==== RECORDS SUPPLIED

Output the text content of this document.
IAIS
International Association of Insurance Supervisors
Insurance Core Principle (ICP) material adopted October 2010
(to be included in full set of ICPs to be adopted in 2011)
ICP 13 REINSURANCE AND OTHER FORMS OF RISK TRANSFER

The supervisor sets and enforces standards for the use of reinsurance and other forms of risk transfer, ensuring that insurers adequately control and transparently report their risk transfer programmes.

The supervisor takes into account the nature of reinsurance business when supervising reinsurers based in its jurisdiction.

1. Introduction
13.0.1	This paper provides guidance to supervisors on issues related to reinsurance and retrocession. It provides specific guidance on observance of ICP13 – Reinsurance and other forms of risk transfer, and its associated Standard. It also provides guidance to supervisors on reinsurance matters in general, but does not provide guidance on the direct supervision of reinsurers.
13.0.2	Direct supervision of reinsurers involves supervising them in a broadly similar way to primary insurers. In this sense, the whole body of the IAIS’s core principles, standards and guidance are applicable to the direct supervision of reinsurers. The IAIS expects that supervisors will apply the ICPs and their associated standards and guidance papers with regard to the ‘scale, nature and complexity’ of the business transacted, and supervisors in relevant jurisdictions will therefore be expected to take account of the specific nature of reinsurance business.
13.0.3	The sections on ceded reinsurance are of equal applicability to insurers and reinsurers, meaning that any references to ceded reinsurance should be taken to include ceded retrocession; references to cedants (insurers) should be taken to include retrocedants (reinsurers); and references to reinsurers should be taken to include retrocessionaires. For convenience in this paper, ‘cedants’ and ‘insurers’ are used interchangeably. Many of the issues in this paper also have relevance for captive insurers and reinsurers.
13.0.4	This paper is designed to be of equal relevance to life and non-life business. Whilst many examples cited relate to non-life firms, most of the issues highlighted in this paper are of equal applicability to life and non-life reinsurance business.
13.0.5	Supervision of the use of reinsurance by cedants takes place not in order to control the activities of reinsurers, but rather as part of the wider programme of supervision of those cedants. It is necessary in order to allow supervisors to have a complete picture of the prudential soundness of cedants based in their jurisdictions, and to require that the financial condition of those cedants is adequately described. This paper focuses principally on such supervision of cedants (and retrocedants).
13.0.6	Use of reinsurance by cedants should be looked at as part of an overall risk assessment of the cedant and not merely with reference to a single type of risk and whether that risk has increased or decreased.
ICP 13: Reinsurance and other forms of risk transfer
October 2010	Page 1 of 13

========

• **YOUR OBJECTIVE**:
Select and copy every line of the listing with the word "guidance".

• **ANSWER IN FULL**:
13.0.1	This paper provides guidance to supervisors on issues related to reinsurance and retrocession. It provides specific guidance on observance of ICP13 – Reinsurance and other forms of risk transfer, and its associated Standard. It also provides guidance to supervisors on reinsurance matters in general, but does not provide guidance on the direct supervision of reinsurers.
13.0.2	Direct supervision of reinsurers involves supervising them in a broadly similar way to primary insurers. In this sense, the whole body of the IAIS’s core principles, standards and guidance are applicable to the direct supervision of reinsurers. The IAIS expects that supervisors will apply the ICPs and their associated standards and guidance papers with regard to the ‘scale, nature and complexity’ of the business transacted, and supervisors in relevant jurisdictions will therefore be expected to take account of the specific nature of reinsurance business.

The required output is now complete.